WORK TO COMPLETE — Retype the lines below word for word, starting at the first line and ending at the line that contains "template-icon <box>14 285 32 303</box>", both included.

— BEGIN —

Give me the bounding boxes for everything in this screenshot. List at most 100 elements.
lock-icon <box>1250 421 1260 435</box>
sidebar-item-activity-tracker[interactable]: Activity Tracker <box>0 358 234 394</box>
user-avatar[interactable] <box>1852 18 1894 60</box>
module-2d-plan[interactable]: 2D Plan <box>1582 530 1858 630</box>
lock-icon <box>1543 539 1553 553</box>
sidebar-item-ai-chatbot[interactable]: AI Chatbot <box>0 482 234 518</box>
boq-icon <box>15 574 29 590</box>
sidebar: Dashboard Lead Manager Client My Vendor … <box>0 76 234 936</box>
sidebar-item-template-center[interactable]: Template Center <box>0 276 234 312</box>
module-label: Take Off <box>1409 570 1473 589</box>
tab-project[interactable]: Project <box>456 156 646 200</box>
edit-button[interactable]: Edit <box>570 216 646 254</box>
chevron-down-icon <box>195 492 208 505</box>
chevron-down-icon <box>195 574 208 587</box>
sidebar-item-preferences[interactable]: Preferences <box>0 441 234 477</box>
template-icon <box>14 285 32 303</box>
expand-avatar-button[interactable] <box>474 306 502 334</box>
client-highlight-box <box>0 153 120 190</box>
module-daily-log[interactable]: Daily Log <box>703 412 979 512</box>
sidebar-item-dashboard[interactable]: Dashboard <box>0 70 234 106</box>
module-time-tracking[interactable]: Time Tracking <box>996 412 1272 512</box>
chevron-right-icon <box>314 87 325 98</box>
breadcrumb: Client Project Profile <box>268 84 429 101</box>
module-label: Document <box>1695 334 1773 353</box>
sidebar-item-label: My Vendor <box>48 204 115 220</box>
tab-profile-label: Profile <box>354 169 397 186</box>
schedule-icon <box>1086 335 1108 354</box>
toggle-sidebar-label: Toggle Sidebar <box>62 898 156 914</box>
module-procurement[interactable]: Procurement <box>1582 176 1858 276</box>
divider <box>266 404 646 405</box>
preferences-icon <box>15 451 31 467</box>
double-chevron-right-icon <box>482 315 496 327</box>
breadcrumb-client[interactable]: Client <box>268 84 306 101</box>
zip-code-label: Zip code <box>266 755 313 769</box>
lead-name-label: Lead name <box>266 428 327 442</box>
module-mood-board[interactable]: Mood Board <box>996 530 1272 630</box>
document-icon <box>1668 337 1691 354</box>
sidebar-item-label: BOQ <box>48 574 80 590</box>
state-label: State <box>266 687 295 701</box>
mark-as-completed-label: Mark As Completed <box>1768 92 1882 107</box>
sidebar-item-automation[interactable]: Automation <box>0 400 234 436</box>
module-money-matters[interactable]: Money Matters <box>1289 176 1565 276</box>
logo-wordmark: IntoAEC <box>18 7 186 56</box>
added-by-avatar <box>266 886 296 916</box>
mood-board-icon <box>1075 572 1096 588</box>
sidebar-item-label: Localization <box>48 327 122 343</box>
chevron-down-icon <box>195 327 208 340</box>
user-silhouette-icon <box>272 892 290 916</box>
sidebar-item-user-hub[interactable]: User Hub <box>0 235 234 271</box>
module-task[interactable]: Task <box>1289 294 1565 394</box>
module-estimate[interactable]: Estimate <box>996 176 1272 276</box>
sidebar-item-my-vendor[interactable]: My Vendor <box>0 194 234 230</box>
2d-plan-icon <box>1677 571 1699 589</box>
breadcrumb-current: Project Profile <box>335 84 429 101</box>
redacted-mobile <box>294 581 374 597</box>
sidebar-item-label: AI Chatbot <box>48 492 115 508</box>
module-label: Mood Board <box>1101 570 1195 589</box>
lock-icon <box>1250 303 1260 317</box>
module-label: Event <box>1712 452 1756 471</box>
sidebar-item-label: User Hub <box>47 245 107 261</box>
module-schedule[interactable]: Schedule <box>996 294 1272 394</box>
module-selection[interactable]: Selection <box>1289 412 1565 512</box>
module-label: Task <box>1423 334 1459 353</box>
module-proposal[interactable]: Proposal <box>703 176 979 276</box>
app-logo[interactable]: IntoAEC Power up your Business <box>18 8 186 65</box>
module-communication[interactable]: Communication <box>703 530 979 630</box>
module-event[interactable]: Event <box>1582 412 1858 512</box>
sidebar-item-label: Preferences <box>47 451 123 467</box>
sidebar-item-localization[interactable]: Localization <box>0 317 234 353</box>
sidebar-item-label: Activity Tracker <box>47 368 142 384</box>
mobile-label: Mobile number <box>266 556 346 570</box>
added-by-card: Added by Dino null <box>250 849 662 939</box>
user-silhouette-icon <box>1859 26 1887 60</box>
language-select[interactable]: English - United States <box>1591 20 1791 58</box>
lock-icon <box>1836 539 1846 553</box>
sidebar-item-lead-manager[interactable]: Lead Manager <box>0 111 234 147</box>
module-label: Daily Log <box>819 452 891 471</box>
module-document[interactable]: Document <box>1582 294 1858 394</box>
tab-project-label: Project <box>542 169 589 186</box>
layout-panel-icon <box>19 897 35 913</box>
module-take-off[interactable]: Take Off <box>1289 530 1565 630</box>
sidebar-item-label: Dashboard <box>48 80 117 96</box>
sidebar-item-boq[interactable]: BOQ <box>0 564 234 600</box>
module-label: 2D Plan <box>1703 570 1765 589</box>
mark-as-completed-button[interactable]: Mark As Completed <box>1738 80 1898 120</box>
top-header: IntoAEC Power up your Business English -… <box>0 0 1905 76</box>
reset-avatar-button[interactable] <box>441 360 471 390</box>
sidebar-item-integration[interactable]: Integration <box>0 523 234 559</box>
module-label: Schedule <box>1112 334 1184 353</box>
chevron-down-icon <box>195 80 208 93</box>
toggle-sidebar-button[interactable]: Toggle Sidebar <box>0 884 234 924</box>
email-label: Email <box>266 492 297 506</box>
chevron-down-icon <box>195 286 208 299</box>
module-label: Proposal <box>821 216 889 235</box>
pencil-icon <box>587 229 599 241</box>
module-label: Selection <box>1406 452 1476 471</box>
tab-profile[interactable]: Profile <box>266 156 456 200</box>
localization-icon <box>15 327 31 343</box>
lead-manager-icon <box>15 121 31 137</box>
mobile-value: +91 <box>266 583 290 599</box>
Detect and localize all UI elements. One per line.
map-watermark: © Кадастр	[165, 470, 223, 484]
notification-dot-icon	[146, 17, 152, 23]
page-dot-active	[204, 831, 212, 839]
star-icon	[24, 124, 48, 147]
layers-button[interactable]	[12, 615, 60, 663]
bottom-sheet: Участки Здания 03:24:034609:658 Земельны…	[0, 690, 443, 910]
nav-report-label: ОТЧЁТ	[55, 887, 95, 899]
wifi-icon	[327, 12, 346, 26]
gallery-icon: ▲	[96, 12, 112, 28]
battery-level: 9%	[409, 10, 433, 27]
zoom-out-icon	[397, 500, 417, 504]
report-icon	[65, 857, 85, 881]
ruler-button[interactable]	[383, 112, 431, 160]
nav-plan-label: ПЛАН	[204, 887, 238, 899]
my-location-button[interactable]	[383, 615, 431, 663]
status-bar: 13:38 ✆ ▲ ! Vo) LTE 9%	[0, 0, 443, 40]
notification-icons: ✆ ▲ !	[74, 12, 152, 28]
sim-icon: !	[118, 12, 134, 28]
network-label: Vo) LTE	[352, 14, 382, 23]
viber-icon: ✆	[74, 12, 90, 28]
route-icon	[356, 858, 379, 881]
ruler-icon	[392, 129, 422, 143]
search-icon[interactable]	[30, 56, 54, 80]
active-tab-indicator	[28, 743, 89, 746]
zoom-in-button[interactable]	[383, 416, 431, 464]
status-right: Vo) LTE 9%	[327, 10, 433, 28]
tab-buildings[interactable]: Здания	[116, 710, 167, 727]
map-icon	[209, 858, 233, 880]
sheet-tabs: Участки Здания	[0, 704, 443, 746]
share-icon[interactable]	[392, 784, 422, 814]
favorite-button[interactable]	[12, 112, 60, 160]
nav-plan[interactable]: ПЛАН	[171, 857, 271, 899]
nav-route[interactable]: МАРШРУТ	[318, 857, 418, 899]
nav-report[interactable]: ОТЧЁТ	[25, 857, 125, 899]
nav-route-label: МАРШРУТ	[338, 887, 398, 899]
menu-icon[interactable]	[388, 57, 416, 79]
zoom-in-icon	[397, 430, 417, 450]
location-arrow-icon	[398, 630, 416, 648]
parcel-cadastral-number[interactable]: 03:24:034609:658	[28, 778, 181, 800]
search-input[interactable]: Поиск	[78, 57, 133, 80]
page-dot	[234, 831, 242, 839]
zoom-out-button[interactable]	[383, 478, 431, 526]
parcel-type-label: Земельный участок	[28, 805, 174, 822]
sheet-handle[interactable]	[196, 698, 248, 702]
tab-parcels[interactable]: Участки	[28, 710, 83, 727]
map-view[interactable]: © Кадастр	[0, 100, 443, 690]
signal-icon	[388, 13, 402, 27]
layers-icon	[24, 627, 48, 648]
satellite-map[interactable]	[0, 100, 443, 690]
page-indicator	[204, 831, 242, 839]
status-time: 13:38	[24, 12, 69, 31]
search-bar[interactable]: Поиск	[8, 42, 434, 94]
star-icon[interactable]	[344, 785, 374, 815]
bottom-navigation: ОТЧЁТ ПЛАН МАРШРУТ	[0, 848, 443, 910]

— END —

SOLUTION TO THIS TASK —
Give me the bounding boxes for everything in this screenshot. List at most 100 elements.
lock-icon <box>1250 421 1260 435</box>
sidebar-item-activity-tracker[interactable]: Activity Tracker <box>0 358 234 394</box>
user-avatar[interactable] <box>1852 18 1894 60</box>
module-2d-plan[interactable]: 2D Plan <box>1582 530 1858 630</box>
lock-icon <box>1543 539 1553 553</box>
sidebar-item-ai-chatbot[interactable]: AI Chatbot <box>0 482 234 518</box>
boq-icon <box>15 574 29 590</box>
sidebar: Dashboard Lead Manager Client My Vendor … <box>0 76 234 936</box>
sidebar-item-template-center[interactable]: Template Center <box>0 276 234 312</box>
module-label: Take Off <box>1409 570 1473 589</box>
tab-project[interactable]: Project <box>456 156 646 200</box>
edit-button[interactable]: Edit <box>570 216 646 254</box>
chevron-down-icon <box>195 492 208 505</box>
chevron-down-icon <box>195 574 208 587</box>
sidebar-item-preferences[interactable]: Preferences <box>0 441 234 477</box>
template-icon <box>14 285 32 303</box>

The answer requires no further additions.